◆ THE PROBLEM ◆
Set down each record below precisely, skipping the pictures.

────────

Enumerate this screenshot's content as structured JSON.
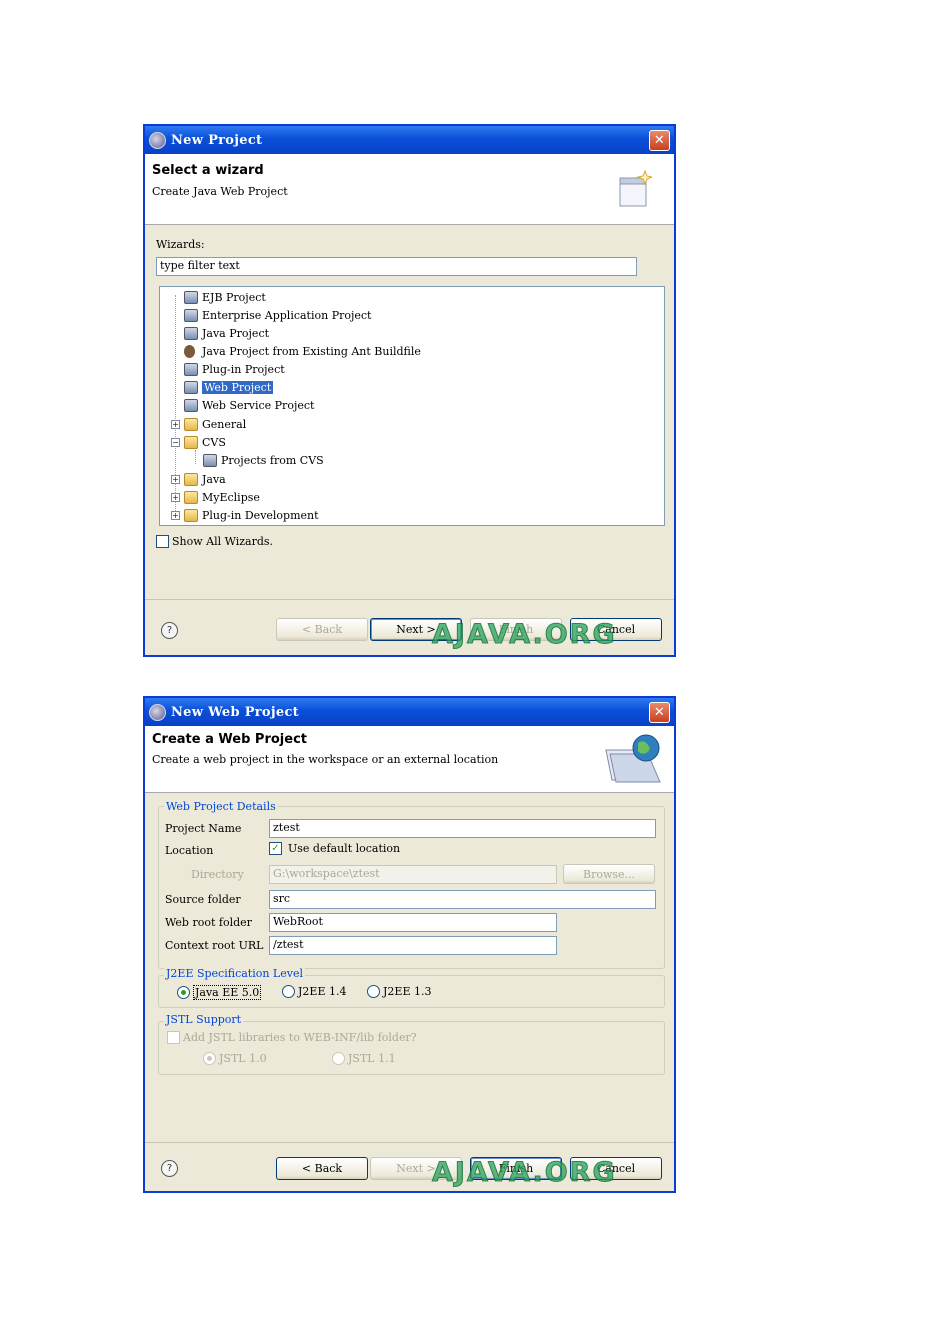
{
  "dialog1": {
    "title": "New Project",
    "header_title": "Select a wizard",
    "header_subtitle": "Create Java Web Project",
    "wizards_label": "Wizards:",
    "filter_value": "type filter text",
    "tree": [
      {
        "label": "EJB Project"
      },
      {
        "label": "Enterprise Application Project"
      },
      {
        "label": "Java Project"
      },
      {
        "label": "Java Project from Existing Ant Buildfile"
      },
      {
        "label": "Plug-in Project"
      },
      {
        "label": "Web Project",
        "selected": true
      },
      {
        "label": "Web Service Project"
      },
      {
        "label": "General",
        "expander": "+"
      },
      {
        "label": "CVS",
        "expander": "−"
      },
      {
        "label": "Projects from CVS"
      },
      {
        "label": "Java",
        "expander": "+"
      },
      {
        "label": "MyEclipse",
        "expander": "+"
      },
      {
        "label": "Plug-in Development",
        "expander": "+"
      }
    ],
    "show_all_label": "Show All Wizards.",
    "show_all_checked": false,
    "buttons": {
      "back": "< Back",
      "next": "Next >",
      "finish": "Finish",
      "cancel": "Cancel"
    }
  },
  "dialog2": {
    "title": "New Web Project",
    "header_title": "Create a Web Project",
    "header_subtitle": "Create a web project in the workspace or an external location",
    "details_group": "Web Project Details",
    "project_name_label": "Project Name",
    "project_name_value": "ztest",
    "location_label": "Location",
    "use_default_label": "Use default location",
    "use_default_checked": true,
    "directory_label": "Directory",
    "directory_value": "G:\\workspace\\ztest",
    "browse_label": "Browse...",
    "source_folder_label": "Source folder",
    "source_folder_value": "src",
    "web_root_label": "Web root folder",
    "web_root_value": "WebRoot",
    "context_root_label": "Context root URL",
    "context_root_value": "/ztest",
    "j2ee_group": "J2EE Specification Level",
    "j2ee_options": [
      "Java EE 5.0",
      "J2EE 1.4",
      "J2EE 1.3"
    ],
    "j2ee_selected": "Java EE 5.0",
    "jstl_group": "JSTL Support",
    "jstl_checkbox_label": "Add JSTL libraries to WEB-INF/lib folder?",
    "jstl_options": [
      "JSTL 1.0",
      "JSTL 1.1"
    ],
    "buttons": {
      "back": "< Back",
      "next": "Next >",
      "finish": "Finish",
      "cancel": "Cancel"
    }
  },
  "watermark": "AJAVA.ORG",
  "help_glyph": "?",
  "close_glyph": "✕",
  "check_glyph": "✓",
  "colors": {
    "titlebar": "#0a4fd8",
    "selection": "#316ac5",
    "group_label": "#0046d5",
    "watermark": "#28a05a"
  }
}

────────

◆ TASK OUTPUT ◆
Enumerate this screenshot's content as structured JSON.
{
  "dialog1": {
    "title": "New Project",
    "header_title": "Select a wizard",
    "header_subtitle": "Create Java Web Project",
    "wizards_label": "Wizards:",
    "filter_value": "type filter text",
    "tree": [
      {
        "label": "EJB Project"
      },
      {
        "label": "Enterprise Application Project"
      },
      {
        "label": "Java Project"
      },
      {
        "label": "Java Project from Existing Ant Buildfile"
      },
      {
        "label": "Plug-in Project"
      },
      {
        "label": "Web Project",
        "selected": true
      },
      {
        "label": "Web Service Project"
      },
      {
        "label": "General",
        "expander": "+"
      },
      {
        "label": "CVS",
        "expander": "−"
      },
      {
        "label": "Projects from CVS"
      },
      {
        "label": "Java",
        "expander": "+"
      },
      {
        "label": "MyEclipse",
        "expander": "+"
      },
      {
        "label": "Plug-in Development",
        "expander": "+"
      }
    ],
    "show_all_label": "Show All Wizards.",
    "show_all_checked": false,
    "buttons": {
      "back": "< Back",
      "next": "Next >",
      "finish": "Finish",
      "cancel": "Cancel"
    }
  },
  "dialog2": {
    "title": "New Web Project",
    "header_title": "Create a Web Project",
    "header_subtitle": "Create a web project in the workspace or an external location",
    "details_group": "Web Project Details",
    "project_name_label": "Project Name",
    "project_name_value": "ztest",
    "location_label": "Location",
    "use_default_label": "Use default location",
    "use_default_checked": true,
    "directory_label": "Directory",
    "directory_value": "G:\\workspace\\ztest",
    "browse_label": "Browse...",
    "source_folder_label": "Source folder",
    "source_folder_value": "src",
    "web_root_label": "Web root folder",
    "web_root_value": "WebRoot",
    "context_root_label": "Context root URL",
    "context_root_value": "/ztest",
    "j2ee_group": "J2EE Specification Level",
    "j2ee_options": [
      "Java EE 5.0",
      "J2EE 1.4",
      "J2EE 1.3"
    ],
    "j2ee_selected": "Java EE 5.0",
    "jstl_group": "JSTL Support",
    "jstl_checkbox_label": "Add JSTL libraries to WEB-INF/lib folder?",
    "jstl_options": [
      "JSTL 1.0",
      "JSTL 1.1"
    ],
    "buttons": {
      "back": "< Back",
      "next": "Next >",
      "finish": "Finish",
      "cancel": "Cancel"
    }
  },
  "watermark": "AJAVA.ORG",
  "help_glyph": "?",
  "close_glyph": "✕",
  "check_glyph": "✓",
  "colors": {
    "titlebar": "#0a4fd8",
    "selection": "#316ac5",
    "group_label": "#0046d5",
    "watermark": "#28a05a"
  }
}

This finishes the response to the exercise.